**WRITTEN TASK**
Check each line below for "that" and report how many have it, nothing else.

**DATASET RECORDS**
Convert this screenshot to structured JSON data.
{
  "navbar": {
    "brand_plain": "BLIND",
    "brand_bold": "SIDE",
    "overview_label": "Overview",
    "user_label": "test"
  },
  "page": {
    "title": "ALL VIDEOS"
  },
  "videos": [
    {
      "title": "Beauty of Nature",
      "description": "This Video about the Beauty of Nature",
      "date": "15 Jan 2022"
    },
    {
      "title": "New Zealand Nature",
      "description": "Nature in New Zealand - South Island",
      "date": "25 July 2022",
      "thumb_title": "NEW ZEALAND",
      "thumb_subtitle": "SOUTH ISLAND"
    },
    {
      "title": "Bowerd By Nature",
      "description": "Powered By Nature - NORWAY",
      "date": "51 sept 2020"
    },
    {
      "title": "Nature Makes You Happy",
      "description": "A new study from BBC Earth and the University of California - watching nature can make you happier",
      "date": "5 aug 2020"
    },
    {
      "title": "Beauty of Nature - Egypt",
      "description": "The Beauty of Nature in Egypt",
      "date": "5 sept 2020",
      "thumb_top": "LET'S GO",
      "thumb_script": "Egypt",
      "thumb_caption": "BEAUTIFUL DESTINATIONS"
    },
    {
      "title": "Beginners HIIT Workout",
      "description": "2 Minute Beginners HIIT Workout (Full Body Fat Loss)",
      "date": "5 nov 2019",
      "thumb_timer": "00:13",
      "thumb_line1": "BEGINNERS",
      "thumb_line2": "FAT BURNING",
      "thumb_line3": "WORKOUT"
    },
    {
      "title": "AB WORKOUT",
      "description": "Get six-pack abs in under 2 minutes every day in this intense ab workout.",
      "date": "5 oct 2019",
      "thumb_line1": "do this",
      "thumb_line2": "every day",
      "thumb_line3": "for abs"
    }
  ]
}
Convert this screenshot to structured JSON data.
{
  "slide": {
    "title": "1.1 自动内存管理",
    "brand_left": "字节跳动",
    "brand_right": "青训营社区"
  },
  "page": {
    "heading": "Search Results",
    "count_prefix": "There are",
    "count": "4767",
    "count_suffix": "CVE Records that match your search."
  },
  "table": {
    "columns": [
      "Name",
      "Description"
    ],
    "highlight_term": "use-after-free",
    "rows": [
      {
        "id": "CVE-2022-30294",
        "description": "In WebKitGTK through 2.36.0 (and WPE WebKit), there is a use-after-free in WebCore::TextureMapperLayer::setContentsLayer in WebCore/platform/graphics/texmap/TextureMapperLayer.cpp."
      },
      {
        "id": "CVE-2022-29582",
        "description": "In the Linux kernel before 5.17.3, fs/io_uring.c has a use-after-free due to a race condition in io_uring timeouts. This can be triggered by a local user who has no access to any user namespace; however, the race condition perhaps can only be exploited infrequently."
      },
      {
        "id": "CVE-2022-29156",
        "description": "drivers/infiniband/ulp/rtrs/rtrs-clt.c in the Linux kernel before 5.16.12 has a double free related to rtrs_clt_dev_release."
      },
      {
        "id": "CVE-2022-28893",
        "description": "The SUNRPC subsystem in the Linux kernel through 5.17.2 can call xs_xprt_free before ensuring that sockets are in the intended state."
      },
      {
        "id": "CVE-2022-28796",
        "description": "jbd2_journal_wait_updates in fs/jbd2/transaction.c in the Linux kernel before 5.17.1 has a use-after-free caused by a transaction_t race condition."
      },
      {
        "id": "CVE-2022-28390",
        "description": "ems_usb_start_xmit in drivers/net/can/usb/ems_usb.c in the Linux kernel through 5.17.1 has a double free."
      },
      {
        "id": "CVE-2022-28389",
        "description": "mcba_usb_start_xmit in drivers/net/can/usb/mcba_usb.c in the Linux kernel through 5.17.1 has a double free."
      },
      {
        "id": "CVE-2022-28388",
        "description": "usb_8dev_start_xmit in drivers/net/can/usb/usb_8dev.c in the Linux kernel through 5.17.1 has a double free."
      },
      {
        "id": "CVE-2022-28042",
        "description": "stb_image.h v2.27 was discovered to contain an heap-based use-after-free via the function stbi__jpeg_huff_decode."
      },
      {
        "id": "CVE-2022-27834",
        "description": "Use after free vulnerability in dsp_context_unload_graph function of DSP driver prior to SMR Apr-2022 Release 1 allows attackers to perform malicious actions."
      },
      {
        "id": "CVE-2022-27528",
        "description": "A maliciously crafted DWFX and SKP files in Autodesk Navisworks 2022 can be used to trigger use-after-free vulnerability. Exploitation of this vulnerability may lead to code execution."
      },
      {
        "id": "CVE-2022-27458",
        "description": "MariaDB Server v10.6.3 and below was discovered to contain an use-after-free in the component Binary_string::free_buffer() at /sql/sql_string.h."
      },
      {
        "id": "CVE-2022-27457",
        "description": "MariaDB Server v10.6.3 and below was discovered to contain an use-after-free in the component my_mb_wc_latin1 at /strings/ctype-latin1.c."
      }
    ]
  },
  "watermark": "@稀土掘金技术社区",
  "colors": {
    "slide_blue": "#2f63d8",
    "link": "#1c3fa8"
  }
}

**THE COMPLETED TASK**
2